** START OF STORED DATA **
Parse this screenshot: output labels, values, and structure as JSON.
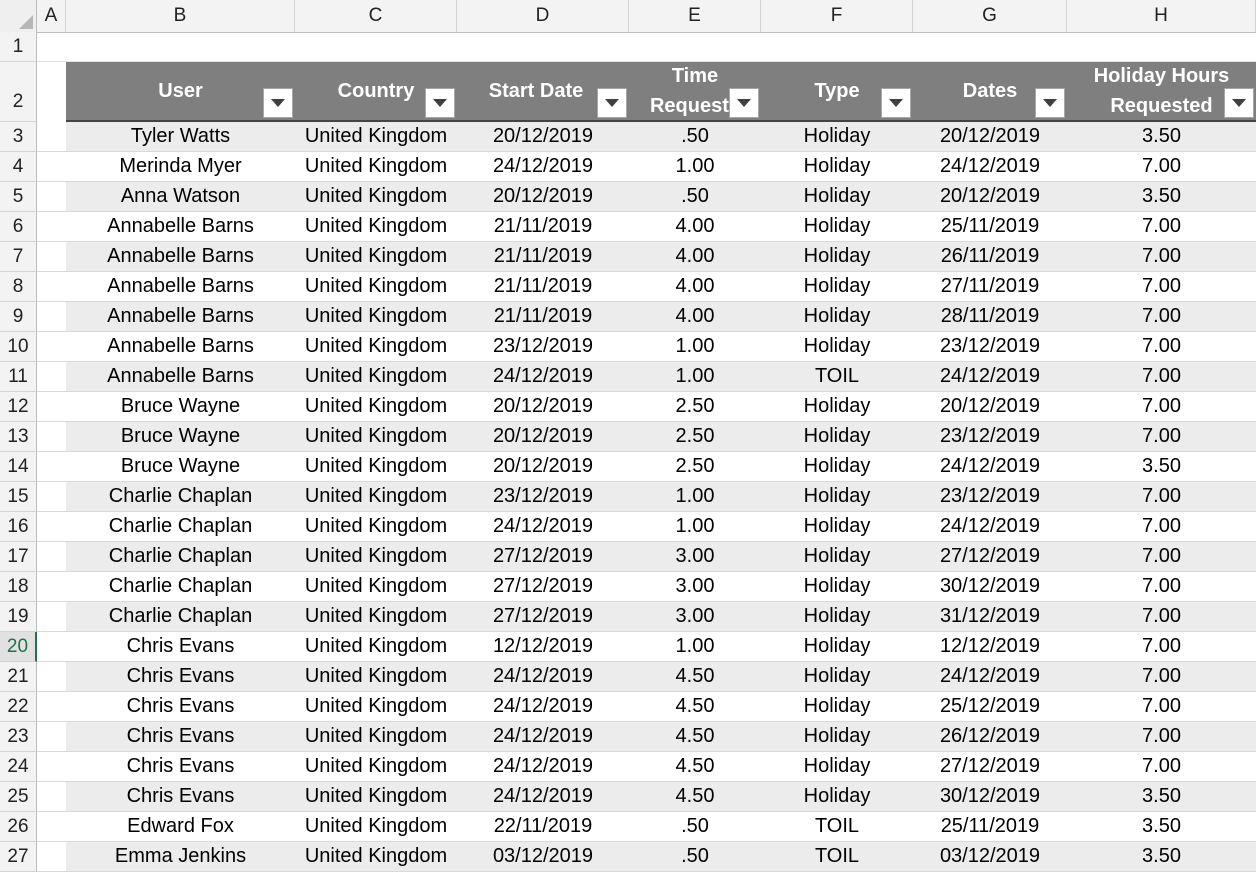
{
  "columns": [
    "A",
    "B",
    "C",
    "D",
    "E",
    "F",
    "G",
    "H"
  ],
  "row_numbers": [
    "1",
    "2",
    "3",
    "4",
    "5",
    "6",
    "7",
    "8",
    "9",
    "10",
    "11",
    "12",
    "13",
    "14",
    "15",
    "16",
    "17",
    "18",
    "19",
    "20",
    "21",
    "22",
    "23",
    "24",
    "25",
    "26",
    "27"
  ],
  "selected_row": "20",
  "table": {
    "headers": [
      {
        "line1": "User",
        "line2": ""
      },
      {
        "line1": "Country",
        "line2": ""
      },
      {
        "line1": "Start Date",
        "line2": ""
      },
      {
        "line1": "Time",
        "line2": "Requeste"
      },
      {
        "line1": "Type",
        "line2": ""
      },
      {
        "line1": "Dates",
        "line2": ""
      },
      {
        "line1": "Holiday Hours",
        "line2": "Requested"
      }
    ],
    "rows": [
      [
        "Tyler Watts",
        "United Kingdom",
        "20/12/2019",
        ".50",
        "Holiday",
        "20/12/2019",
        "3.50"
      ],
      [
        "Merinda Myer",
        "United Kingdom",
        "24/12/2019",
        "1.00",
        "Holiday",
        "24/12/2019",
        "7.00"
      ],
      [
        "Anna Watson",
        "United Kingdom",
        "20/12/2019",
        ".50",
        "Holiday",
        "20/12/2019",
        "3.50"
      ],
      [
        "Annabelle Barns",
        "United Kingdom",
        "21/11/2019",
        "4.00",
        "Holiday",
        "25/11/2019",
        "7.00"
      ],
      [
        "Annabelle Barns",
        "United Kingdom",
        "21/11/2019",
        "4.00",
        "Holiday",
        "26/11/2019",
        "7.00"
      ],
      [
        "Annabelle Barns",
        "United Kingdom",
        "21/11/2019",
        "4.00",
        "Holiday",
        "27/11/2019",
        "7.00"
      ],
      [
        "Annabelle Barns",
        "United Kingdom",
        "21/11/2019",
        "4.00",
        "Holiday",
        "28/11/2019",
        "7.00"
      ],
      [
        "Annabelle Barns",
        "United Kingdom",
        "23/12/2019",
        "1.00",
        "Holiday",
        "23/12/2019",
        "7.00"
      ],
      [
        "Annabelle Barns",
        "United Kingdom",
        "24/12/2019",
        "1.00",
        "TOIL",
        "24/12/2019",
        "7.00"
      ],
      [
        "Bruce Wayne",
        "United Kingdom",
        "20/12/2019",
        "2.50",
        "Holiday",
        "20/12/2019",
        "7.00"
      ],
      [
        "Bruce Wayne",
        "United Kingdom",
        "20/12/2019",
        "2.50",
        "Holiday",
        "23/12/2019",
        "7.00"
      ],
      [
        "Bruce Wayne",
        "United Kingdom",
        "20/12/2019",
        "2.50",
        "Holiday",
        "24/12/2019",
        "3.50"
      ],
      [
        "Charlie Chaplan",
        "United Kingdom",
        "23/12/2019",
        "1.00",
        "Holiday",
        "23/12/2019",
        "7.00"
      ],
      [
        "Charlie Chaplan",
        "United Kingdom",
        "24/12/2019",
        "1.00",
        "Holiday",
        "24/12/2019",
        "7.00"
      ],
      [
        "Charlie Chaplan",
        "United Kingdom",
        "27/12/2019",
        "3.00",
        "Holiday",
        "27/12/2019",
        "7.00"
      ],
      [
        "Charlie Chaplan",
        "United Kingdom",
        "27/12/2019",
        "3.00",
        "Holiday",
        "30/12/2019",
        "7.00"
      ],
      [
        "Charlie Chaplan",
        "United Kingdom",
        "27/12/2019",
        "3.00",
        "Holiday",
        "31/12/2019",
        "7.00"
      ],
      [
        "Chris Evans",
        "United Kingdom",
        "12/12/2019",
        "1.00",
        "Holiday",
        "12/12/2019",
        "7.00"
      ],
      [
        "Chris Evans",
        "United Kingdom",
        "24/12/2019",
        "4.50",
        "Holiday",
        "24/12/2019",
        "7.00"
      ],
      [
        "Chris Evans",
        "United Kingdom",
        "24/12/2019",
        "4.50",
        "Holiday",
        "25/12/2019",
        "7.00"
      ],
      [
        "Chris Evans",
        "United Kingdom",
        "24/12/2019",
        "4.50",
        "Holiday",
        "26/12/2019",
        "7.00"
      ],
      [
        "Chris Evans",
        "United Kingdom",
        "24/12/2019",
        "4.50",
        "Holiday",
        "27/12/2019",
        "7.00"
      ],
      [
        "Chris Evans",
        "United Kingdom",
        "24/12/2019",
        "4.50",
        "Holiday",
        "30/12/2019",
        "3.50"
      ],
      [
        "Edward Fox",
        "United Kingdom",
        "22/11/2019",
        ".50",
        "TOIL",
        "25/11/2019",
        "3.50"
      ],
      [
        "Emma Jenkins",
        "United Kingdom",
        "03/12/2019",
        ".50",
        "TOIL",
        "03/12/2019",
        "3.50"
      ]
    ]
  },
  "colors": {
    "header_bg": "#7f7f7f",
    "band": "#ececec",
    "selected_row_accent": "#217346"
  },
  "icons": {
    "filter_dropdown": "dropdown-arrow-icon",
    "select_all": "select-all-triangle-icon"
  }
}
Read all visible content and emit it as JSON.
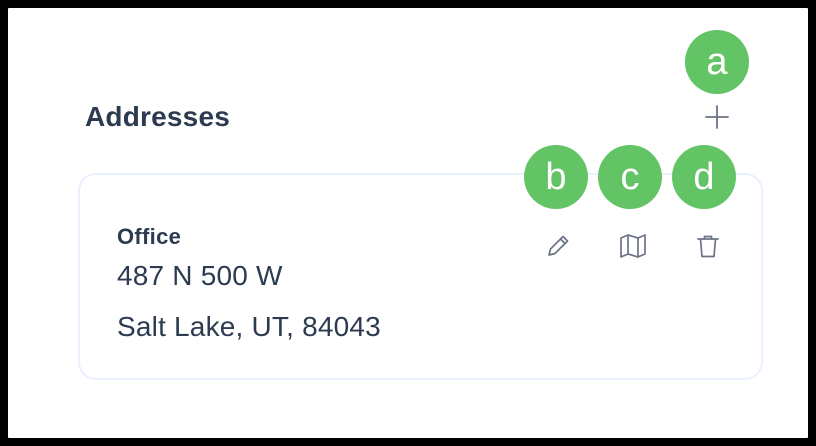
{
  "section": {
    "title": "Addresses"
  },
  "address": {
    "label": "Office",
    "line1": "487 N 500 W",
    "line2": "Salt Lake, UT, 84043"
  },
  "markers": {
    "a": "a",
    "b": "b",
    "c": "c",
    "d": "d"
  },
  "icons": {
    "add": "plus-icon",
    "edit": "pencil-icon",
    "map": "map-icon",
    "delete": "trash-icon"
  },
  "colors": {
    "marker": "#63c466",
    "text": "#2d3b50",
    "icon": "#6b7485",
    "card_border": "#e8f1fd"
  }
}
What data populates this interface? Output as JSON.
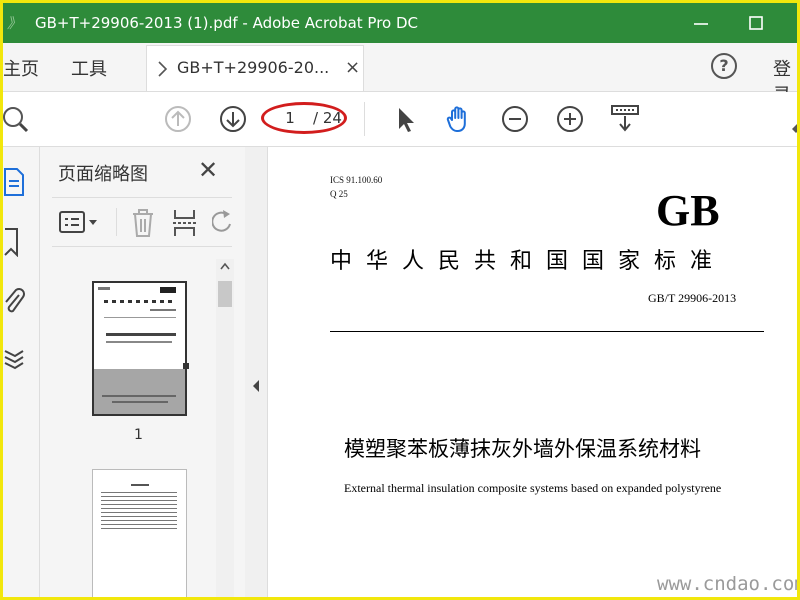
{
  "window": {
    "title": "GB+T+29906-2013 (1).pdf - Adobe Acrobat Pro DC",
    "overlay_logo": "》"
  },
  "menubar": {
    "home": "主页",
    "tools": "工具",
    "doc_tab": "GB+T+29906-20...",
    "doc_tab_close": "×",
    "help": "?",
    "login": "登录"
  },
  "toolbar": {
    "current_page": "1",
    "total_pages": "/ 24",
    "highlight_color": "#d21d1d"
  },
  "panel": {
    "title": "页面缩略图",
    "close": "✕",
    "thumbnails": [
      {
        "label": "1"
      },
      {
        "label": ""
      }
    ]
  },
  "document": {
    "ics": "ICS 91.100.60",
    "classification": "Q 25",
    "logo": "GB",
    "standard_name": "中华人民共和国国家标准",
    "code": "GB/T 29906-2013",
    "title_cn": "模塑聚苯板薄抹灰外墙外保温系统材料",
    "title_en": "External thermal insulation composite systems based on expanded polystyrene"
  },
  "watermark": "www.cndao.com",
  "colors": {
    "titlebar": "#2e8b3a",
    "frame_border": "#f2e70c",
    "hand_tool_active": "#1e6fd9"
  }
}
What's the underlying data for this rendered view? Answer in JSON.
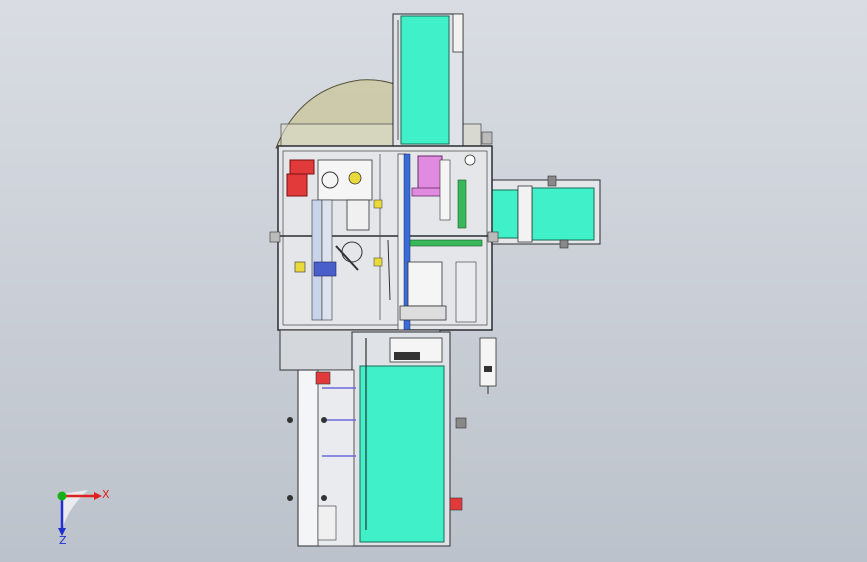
** END OF STORED DATA **
= TASK GOAL =
Copy out the listing exactly as it stands, but not the pictures.

= EXERCISE RESULT =
Parse this screenshot: output labels, values, and structure as JSON.
{
  "columns": [
    "A",
    "B",
    "C",
    "D",
    "E",
    "F",
    "G",
    "H"
  ],
  "row_numbers": [
    "1",
    "2",
    "3",
    "4",
    "5",
    "6",
    "7",
    "8",
    "9",
    "10",
    "11",
    "12",
    "13",
    "14",
    "15",
    "16",
    "17",
    "18",
    "19",
    "20",
    "21",
    "22",
    "23",
    "24",
    "25",
    "26",
    "27"
  ],
  "selected_row": "20",
  "table": {
    "headers": [
      {
        "line1": "User",
        "line2": ""
      },
      {
        "line1": "Country",
        "line2": ""
      },
      {
        "line1": "Start Date",
        "line2": ""
      },
      {
        "line1": "Time",
        "line2": "Requeste"
      },
      {
        "line1": "Type",
        "line2": ""
      },
      {
        "line1": "Dates",
        "line2": ""
      },
      {
        "line1": "Holiday Hours",
        "line2": "Requested"
      }
    ],
    "rows": [
      [
        "Tyler Watts",
        "United Kingdom",
        "20/12/2019",
        ".50",
        "Holiday",
        "20/12/2019",
        "3.50"
      ],
      [
        "Merinda Myer",
        "United Kingdom",
        "24/12/2019",
        "1.00",
        "Holiday",
        "24/12/2019",
        "7.00"
      ],
      [
        "Anna Watson",
        "United Kingdom",
        "20/12/2019",
        ".50",
        "Holiday",
        "20/12/2019",
        "3.50"
      ],
      [
        "Annabelle Barns",
        "United Kingdom",
        "21/11/2019",
        "4.00",
        "Holiday",
        "25/11/2019",
        "7.00"
      ],
      [
        "Annabelle Barns",
        "United Kingdom",
        "21/11/2019",
        "4.00",
        "Holiday",
        "26/11/2019",
        "7.00"
      ],
      [
        "Annabelle Barns",
        "United Kingdom",
        "21/11/2019",
        "4.00",
        "Holiday",
        "27/11/2019",
        "7.00"
      ],
      [
        "Annabelle Barns",
        "United Kingdom",
        "21/11/2019",
        "4.00",
        "Holiday",
        "28/11/2019",
        "7.00"
      ],
      [
        "Annabelle Barns",
        "United Kingdom",
        "23/12/2019",
        "1.00",
        "Holiday",
        "23/12/2019",
        "7.00"
      ],
      [
        "Annabelle Barns",
        "United Kingdom",
        "24/12/2019",
        "1.00",
        "TOIL",
        "24/12/2019",
        "7.00"
      ],
      [
        "Bruce Wayne",
        "United Kingdom",
        "20/12/2019",
        "2.50",
        "Holiday",
        "20/12/2019",
        "7.00"
      ],
      [
        "Bruce Wayne",
        "United Kingdom",
        "20/12/2019",
        "2.50",
        "Holiday",
        "23/12/2019",
        "7.00"
      ],
      [
        "Bruce Wayne",
        "United Kingdom",
        "20/12/2019",
        "2.50",
        "Holiday",
        "24/12/2019",
        "3.50"
      ],
      [
        "Charlie Chaplan",
        "United Kingdom",
        "23/12/2019",
        "1.00",
        "Holiday",
        "23/12/2019",
        "7.00"
      ],
      [
        "Charlie Chaplan",
        "United Kingdom",
        "24/12/2019",
        "1.00",
        "Holiday",
        "24/12/2019",
        "7.00"
      ],
      [
        "Charlie Chaplan",
        "United Kingdom",
        "27/12/2019",
        "3.00",
        "Holiday",
        "27/12/2019",
        "7.00"
      ],
      [
        "Charlie Chaplan",
        "United Kingdom",
        "27/12/2019",
        "3.00",
        "Holiday",
        "30/12/2019",
        "7.00"
      ],
      [
        "Charlie Chaplan",
        "United Kingdom",
        "27/12/2019",
        "3.00",
        "Holiday",
        "31/12/2019",
        "7.00"
      ],
      [
        "Chris Evans",
        "United Kingdom",
        "12/12/2019",
        "1.00",
        "Holiday",
        "12/12/2019",
        "7.00"
      ],
      [
        "Chris Evans",
        "United Kingdom",
        "24/12/2019",
        "4.50",
        "Holiday",
        "24/12/2019",
        "7.00"
      ],
      [
        "Chris Evans",
        "United Kingdom",
        "24/12/2019",
        "4.50",
        "Holiday",
        "25/12/2019",
        "7.00"
      ],
      [
        "Chris Evans",
        "United Kingdom",
        "24/12/2019",
        "4.50",
        "Holiday",
        "26/12/2019",
        "7.00"
      ],
      [
        "Chris Evans",
        "United Kingdom",
        "24/12/2019",
        "4.50",
        "Holiday",
        "27/12/2019",
        "7.00"
      ],
      [
        "Chris Evans",
        "United Kingdom",
        "24/12/2019",
        "4.50",
        "Holiday",
        "30/12/2019",
        "3.50"
      ],
      [
        "Edward Fox",
        "United Kingdom",
        "22/11/2019",
        ".50",
        "TOIL",
        "25/11/2019",
        "3.50"
      ],
      [
        "Emma Jenkins",
        "United Kingdom",
        "03/12/2019",
        ".50",
        "TOIL",
        "03/12/2019",
        "3.50"
      ]
    ]
  },
  "colors": {
    "header_bg": "#7f7f7f",
    "band": "#ececec",
    "selected_row_accent": "#217346"
  },
  "icons": {
    "filter_dropdown": "dropdown-arrow-icon",
    "select_all": "select-all-triangle-icon"
  }
}
Read all visible content and emit it as JSON.
{
  "section": {
    "title": "Addresses"
  },
  "address": {
    "label": "Office",
    "line1": "487 N 500 W",
    "line2": "Salt Lake, UT, 84043"
  },
  "markers": {
    "a": "a",
    "b": "b",
    "c": "c",
    "d": "d"
  },
  "icons": {
    "add": "plus-icon",
    "edit": "pencil-icon",
    "map": "map-icon",
    "delete": "trash-icon"
  },
  "colors": {
    "marker": "#63c466",
    "text": "#2d3b50",
    "icon": "#6b7485",
    "card_border": "#e8f1fd"
  }
}
What data populates this interface? Output as JSON.
{
  "window": {
    "title": "GB+T+29906-2013 (1).pdf - Adobe Acrobat Pro DC",
    "overlay_logo": "》"
  },
  "menubar": {
    "home": "主页",
    "tools": "工具",
    "doc_tab": "GB+T+29906-20...",
    "doc_tab_close": "×",
    "help": "?",
    "login": "登录"
  },
  "toolbar": {
    "current_page": "1",
    "total_pages": "/ 24",
    "highlight_color": "#d21d1d"
  },
  "panel": {
    "title": "页面缩略图",
    "close": "✕",
    "thumbnails": [
      {
        "label": "1"
      },
      {
        "label": ""
      }
    ]
  },
  "document": {
    "ics": "ICS 91.100.60",
    "classification": "Q 25",
    "logo": "GB",
    "standard_name": "中华人民共和国国家标准",
    "code": "GB/T 29906-2013",
    "title_cn": "模塑聚苯板薄抹灰外墙外保温系统材料",
    "title_en": "External thermal insulation composite systems based on expanded polystyrene"
  },
  "watermark": "www.cndao.com",
  "colors": {
    "titlebar": "#2e8b3a",
    "frame_border": "#f2e70c",
    "hand_tool_active": "#1e6fd9"
  }
}
What's the underlying data for this rendered view? Answer in JSON.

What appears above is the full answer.